— Start Provided material —

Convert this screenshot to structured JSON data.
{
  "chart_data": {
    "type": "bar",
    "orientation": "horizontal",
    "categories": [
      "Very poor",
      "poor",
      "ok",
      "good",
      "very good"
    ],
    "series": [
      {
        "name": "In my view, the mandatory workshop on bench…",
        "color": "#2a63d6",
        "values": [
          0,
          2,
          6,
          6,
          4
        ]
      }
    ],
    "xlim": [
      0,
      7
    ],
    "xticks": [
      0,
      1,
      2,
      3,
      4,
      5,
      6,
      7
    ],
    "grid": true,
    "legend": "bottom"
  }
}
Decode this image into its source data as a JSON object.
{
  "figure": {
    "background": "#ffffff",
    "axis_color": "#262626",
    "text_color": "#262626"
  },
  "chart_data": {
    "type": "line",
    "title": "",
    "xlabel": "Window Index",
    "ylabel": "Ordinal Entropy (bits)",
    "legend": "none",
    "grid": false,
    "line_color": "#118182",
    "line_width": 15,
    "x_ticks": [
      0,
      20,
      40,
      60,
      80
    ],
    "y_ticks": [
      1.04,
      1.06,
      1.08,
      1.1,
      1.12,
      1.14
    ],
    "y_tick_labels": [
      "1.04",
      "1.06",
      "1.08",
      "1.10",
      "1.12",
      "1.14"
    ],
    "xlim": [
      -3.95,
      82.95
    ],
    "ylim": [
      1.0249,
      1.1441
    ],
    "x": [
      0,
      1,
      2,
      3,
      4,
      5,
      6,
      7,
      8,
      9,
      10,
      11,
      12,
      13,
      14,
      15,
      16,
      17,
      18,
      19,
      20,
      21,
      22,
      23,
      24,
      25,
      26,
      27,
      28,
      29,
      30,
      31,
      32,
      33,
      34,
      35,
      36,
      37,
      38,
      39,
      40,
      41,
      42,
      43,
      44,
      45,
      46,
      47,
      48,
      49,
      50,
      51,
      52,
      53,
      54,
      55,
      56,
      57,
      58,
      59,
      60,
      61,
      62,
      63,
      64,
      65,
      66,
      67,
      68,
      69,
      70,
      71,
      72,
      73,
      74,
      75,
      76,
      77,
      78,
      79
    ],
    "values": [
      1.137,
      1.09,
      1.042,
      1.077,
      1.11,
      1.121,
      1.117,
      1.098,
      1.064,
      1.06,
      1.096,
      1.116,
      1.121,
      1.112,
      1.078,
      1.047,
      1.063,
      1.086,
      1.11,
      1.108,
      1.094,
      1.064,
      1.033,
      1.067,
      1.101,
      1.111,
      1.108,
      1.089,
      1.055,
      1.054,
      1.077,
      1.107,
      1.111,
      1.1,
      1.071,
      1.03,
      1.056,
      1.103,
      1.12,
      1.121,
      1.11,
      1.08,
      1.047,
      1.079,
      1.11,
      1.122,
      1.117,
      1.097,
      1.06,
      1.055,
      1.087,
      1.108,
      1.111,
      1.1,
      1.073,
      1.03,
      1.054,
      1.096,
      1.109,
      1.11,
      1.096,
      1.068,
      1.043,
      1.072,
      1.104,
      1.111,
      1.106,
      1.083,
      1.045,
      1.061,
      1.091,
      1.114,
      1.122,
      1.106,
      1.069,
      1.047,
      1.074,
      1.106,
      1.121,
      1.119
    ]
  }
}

— End Provided material —

Exercise goal:
Could you reproduce every record above exactly as it appears?

Full solution:
Convert this screenshot to structured JSON data.
{
  "chart_data": {
    "type": "bar",
    "orientation": "horizontal",
    "categories": [
      "Very poor",
      "poor",
      "ok",
      "good",
      "very good"
    ],
    "series": [
      {
        "name": "In my view, the mandatory workshop on bench…",
        "color": "#2a63d6",
        "values": [
          0,
          2,
          6,
          6,
          4
        ]
      }
    ],
    "xlim": [
      0,
      7
    ],
    "xticks": [
      0,
      1,
      2,
      3,
      4,
      5,
      6,
      7
    ],
    "grid": true,
    "legend": "bottom"
  }
}
Decode this image into its source data as a JSON object.
{
  "figure": {
    "background": "#ffffff",
    "axis_color": "#262626",
    "text_color": "#262626"
  },
  "chart_data": {
    "type": "line",
    "title": "",
    "xlabel": "Window Index",
    "ylabel": "Ordinal Entropy (bits)",
    "legend": "none",
    "grid": false,
    "line_color": "#118182",
    "line_width": 15,
    "x_ticks": [
      0,
      20,
      40,
      60,
      80
    ],
    "y_ticks": [
      1.04,
      1.06,
      1.08,
      1.1,
      1.12,
      1.14
    ],
    "y_tick_labels": [
      "1.04",
      "1.06",
      "1.08",
      "1.10",
      "1.12",
      "1.14"
    ],
    "xlim": [
      -3.95,
      82.95
    ],
    "ylim": [
      1.0249,
      1.1441
    ],
    "x": [
      0,
      1,
      2,
      3,
      4,
      5,
      6,
      7,
      8,
      9,
      10,
      11,
      12,
      13,
      14,
      15,
      16,
      17,
      18,
      19,
      20,
      21,
      22,
      23,
      24,
      25,
      26,
      27,
      28,
      29,
      30,
      31,
      32,
      33,
      34,
      35,
      36,
      37,
      38,
      39,
      40,
      41,
      42,
      43,
      44,
      45,
      46,
      47,
      48,
      49,
      50,
      51,
      52,
      53,
      54,
      55,
      56,
      57,
      58,
      59,
      60,
      61,
      62,
      63,
      64,
      65,
      66,
      67,
      68,
      69,
      70,
      71,
      72,
      73,
      74,
      75,
      76,
      77,
      78,
      79
    ],
    "values": [
      1.137,
      1.09,
      1.042,
      1.077,
      1.11,
      1.121,
      1.117,
      1.098,
      1.064,
      1.06,
      1.096,
      1.116,
      1.121,
      1.112,
      1.078,
      1.047,
      1.063,
      1.086,
      1.11,
      1.108,
      1.094,
      1.064,
      1.033,
      1.067,
      1.101,
      1.111,
      1.108,
      1.089,
      1.055,
      1.054,
      1.077,
      1.107,
      1.111,
      1.1,
      1.071,
      1.03,
      1.056,
      1.103,
      1.12,
      1.121,
      1.11,
      1.08,
      1.047,
      1.079,
      1.11,
      1.122,
      1.117,
      1.097,
      1.06,
      1.055,
      1.087,
      1.108,
      1.111,
      1.1,
      1.073,
      1.03,
      1.054,
      1.096,
      1.109,
      1.11,
      1.096,
      1.068,
      1.043,
      1.072,
      1.104,
      1.111,
      1.106,
      1.083,
      1.045,
      1.061,
      1.091,
      1.114,
      1.122,
      1.106,
      1.069,
      1.047,
      1.074,
      1.106,
      1.121,
      1.119
    ]
  }
}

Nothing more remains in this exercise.